Set task
Pull each line holding the word "text" from the data.

Given data
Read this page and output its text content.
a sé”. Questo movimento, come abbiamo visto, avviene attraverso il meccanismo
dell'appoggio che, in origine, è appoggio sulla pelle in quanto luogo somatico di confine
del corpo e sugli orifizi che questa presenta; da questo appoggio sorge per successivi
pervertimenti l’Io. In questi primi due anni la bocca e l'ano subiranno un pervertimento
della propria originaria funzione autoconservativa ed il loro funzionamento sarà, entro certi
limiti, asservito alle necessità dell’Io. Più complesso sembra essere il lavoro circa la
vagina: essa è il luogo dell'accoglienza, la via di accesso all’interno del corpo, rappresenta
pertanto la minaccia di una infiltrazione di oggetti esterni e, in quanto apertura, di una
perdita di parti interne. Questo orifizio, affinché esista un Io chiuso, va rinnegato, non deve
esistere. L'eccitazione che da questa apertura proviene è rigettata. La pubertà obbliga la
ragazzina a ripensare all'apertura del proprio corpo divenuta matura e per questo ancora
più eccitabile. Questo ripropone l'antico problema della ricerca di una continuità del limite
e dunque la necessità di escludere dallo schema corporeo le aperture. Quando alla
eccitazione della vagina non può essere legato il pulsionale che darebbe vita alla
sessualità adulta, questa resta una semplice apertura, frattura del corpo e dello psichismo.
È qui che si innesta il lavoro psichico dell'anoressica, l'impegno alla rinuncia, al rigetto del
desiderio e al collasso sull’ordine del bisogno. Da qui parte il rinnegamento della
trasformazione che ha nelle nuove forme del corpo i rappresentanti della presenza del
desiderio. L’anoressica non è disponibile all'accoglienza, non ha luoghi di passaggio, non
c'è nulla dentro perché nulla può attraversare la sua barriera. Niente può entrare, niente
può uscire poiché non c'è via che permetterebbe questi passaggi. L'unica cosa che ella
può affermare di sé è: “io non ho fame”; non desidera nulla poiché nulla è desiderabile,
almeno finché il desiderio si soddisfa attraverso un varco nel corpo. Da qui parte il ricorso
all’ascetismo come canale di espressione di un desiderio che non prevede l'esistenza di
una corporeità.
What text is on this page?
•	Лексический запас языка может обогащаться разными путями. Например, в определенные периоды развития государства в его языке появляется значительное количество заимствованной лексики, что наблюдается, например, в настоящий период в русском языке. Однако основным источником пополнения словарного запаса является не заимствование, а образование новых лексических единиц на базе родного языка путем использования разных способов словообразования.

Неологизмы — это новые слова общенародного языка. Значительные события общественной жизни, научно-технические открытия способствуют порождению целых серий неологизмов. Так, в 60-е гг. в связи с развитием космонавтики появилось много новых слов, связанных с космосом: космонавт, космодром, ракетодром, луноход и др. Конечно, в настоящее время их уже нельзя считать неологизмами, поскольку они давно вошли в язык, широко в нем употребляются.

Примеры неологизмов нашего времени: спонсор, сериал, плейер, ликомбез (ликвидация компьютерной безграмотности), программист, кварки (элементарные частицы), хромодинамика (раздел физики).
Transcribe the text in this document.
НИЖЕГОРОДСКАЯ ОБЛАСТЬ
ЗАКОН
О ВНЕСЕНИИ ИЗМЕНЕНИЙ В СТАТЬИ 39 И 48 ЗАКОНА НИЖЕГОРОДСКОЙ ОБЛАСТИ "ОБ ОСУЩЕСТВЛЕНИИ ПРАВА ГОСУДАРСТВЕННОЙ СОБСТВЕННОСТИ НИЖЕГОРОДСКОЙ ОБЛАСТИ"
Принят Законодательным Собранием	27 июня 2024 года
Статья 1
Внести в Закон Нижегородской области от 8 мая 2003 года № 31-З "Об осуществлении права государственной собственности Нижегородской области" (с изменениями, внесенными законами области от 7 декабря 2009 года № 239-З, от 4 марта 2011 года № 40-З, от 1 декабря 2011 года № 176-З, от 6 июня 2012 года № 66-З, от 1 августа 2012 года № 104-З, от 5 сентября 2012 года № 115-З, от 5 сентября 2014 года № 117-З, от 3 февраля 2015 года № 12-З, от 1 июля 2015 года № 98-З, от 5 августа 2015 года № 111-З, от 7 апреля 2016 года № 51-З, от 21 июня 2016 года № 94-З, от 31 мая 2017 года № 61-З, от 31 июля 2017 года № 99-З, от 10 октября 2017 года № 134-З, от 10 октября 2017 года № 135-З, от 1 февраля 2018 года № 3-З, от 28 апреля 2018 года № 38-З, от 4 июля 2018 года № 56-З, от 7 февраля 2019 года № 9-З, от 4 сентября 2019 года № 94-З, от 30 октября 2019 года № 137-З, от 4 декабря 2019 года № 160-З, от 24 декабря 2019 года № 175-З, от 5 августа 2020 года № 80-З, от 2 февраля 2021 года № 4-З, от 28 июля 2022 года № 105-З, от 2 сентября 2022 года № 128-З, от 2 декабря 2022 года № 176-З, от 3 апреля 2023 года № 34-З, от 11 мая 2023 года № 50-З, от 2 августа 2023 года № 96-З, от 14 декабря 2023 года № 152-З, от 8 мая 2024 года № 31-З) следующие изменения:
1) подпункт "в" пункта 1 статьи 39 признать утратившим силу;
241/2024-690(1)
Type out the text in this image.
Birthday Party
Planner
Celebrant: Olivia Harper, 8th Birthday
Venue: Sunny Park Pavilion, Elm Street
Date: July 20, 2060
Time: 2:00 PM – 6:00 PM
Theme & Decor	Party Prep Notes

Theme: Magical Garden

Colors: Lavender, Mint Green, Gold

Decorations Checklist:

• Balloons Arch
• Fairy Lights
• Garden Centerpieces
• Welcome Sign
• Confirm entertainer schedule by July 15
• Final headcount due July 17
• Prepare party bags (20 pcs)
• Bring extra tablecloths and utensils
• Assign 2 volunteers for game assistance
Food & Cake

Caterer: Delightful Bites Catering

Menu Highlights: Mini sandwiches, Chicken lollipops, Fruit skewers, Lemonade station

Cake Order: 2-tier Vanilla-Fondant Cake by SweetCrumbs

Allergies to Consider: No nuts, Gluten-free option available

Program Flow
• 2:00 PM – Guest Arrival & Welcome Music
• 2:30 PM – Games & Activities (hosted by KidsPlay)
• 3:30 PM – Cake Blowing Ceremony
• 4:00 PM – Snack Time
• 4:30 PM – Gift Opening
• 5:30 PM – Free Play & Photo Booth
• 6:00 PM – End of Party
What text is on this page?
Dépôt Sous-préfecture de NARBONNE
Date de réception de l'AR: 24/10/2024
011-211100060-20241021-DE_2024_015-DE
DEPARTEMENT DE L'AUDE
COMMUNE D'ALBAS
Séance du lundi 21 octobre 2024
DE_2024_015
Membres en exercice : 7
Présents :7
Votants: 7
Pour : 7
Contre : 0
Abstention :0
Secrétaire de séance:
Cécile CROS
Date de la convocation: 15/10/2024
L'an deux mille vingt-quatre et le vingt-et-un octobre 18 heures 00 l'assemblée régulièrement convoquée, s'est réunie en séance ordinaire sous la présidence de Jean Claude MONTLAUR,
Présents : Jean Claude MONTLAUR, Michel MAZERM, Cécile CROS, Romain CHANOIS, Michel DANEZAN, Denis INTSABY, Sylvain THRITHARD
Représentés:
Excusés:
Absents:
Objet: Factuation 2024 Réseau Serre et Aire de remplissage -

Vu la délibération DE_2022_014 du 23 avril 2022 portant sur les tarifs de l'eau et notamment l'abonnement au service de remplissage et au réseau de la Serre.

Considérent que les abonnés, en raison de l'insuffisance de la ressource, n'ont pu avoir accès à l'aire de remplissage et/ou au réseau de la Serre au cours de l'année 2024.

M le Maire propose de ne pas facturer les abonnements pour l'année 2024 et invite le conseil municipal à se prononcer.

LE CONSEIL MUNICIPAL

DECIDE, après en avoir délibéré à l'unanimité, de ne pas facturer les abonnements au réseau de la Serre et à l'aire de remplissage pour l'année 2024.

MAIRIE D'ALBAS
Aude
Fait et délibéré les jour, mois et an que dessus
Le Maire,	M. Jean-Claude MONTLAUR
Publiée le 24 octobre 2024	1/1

Output of the task
Read this page and output its text content.
What text is on this page?
Transcribe the text in this document.
Type out the text in this image.
What text is on this page?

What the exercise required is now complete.